Check each line of the records below and collect those holding "Training".

Input material.
'''
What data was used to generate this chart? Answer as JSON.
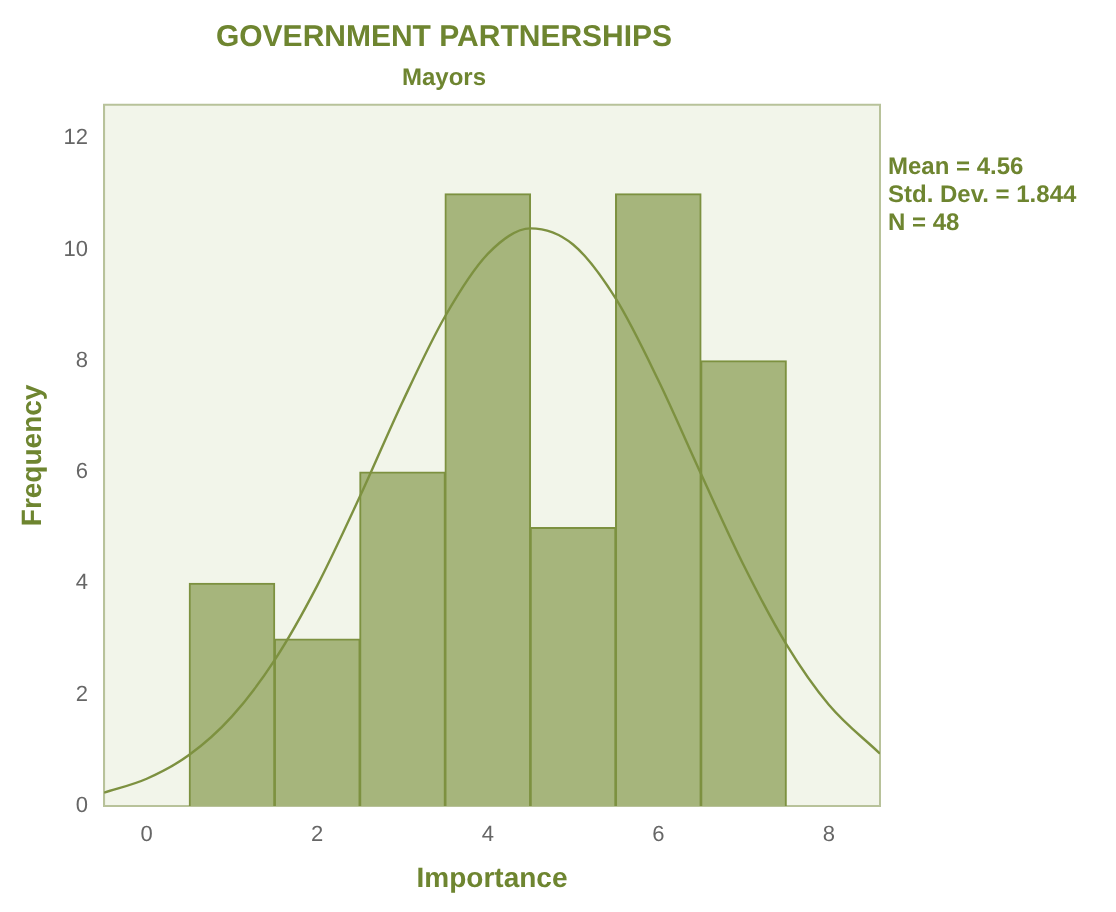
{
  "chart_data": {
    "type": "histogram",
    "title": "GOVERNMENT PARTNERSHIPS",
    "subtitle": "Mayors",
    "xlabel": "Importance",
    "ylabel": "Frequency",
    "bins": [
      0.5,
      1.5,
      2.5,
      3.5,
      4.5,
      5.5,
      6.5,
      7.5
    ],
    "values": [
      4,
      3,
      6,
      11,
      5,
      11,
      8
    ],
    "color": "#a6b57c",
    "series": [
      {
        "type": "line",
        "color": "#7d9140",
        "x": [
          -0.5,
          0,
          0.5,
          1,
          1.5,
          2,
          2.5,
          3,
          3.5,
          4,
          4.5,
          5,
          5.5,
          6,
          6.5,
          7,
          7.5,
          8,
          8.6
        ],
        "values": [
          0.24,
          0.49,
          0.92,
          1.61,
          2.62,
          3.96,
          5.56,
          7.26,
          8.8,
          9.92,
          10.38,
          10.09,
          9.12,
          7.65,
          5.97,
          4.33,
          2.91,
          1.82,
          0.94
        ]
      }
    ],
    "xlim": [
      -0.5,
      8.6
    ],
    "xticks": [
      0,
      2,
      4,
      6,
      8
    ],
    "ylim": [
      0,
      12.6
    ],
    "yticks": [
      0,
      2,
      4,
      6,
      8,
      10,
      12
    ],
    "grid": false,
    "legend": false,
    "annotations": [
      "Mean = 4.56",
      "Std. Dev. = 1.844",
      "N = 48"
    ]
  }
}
'''
'''
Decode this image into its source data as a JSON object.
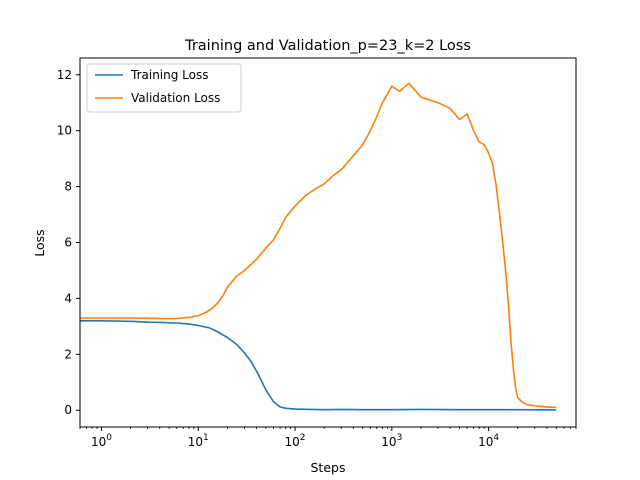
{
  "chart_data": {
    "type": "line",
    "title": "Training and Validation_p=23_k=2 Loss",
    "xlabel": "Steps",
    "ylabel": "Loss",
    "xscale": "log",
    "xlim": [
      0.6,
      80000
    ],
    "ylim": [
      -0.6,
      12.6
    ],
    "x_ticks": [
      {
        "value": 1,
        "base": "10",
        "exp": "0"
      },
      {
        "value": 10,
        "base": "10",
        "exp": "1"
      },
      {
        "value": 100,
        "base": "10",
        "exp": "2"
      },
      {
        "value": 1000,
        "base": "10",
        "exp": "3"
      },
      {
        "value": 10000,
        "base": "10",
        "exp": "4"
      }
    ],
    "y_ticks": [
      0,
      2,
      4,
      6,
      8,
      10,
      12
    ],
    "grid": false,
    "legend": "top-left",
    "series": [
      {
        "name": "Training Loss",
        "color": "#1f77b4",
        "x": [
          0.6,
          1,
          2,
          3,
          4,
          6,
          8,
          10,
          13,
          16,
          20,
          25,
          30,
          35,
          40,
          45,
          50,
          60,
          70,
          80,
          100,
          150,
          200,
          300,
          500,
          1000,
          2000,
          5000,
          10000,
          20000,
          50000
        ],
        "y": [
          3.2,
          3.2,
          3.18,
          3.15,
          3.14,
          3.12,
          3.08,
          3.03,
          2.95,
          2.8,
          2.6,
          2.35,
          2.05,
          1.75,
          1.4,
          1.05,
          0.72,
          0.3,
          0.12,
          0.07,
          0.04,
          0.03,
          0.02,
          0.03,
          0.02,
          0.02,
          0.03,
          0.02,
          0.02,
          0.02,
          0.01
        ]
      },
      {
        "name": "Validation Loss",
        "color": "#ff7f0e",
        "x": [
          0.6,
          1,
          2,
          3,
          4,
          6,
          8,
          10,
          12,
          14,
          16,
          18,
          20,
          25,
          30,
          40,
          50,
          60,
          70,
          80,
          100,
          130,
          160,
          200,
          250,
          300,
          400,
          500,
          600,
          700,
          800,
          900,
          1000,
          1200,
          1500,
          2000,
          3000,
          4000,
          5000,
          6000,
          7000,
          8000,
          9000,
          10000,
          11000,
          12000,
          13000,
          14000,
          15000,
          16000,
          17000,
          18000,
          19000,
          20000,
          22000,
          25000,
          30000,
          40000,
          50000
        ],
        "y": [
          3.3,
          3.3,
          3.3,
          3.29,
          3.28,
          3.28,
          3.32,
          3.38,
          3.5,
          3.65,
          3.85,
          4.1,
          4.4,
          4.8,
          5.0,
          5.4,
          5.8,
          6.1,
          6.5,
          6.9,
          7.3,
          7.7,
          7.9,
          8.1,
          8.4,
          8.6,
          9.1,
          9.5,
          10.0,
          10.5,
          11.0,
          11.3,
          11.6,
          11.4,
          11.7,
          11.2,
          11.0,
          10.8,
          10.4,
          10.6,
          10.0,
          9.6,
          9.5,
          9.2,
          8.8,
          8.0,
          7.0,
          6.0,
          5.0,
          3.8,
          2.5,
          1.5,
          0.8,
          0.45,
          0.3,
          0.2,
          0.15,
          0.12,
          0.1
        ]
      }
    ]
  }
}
'''
Full output.
    "title": "Training and Validation_p=23_k=2 Loss",
        "name": "Training Loss",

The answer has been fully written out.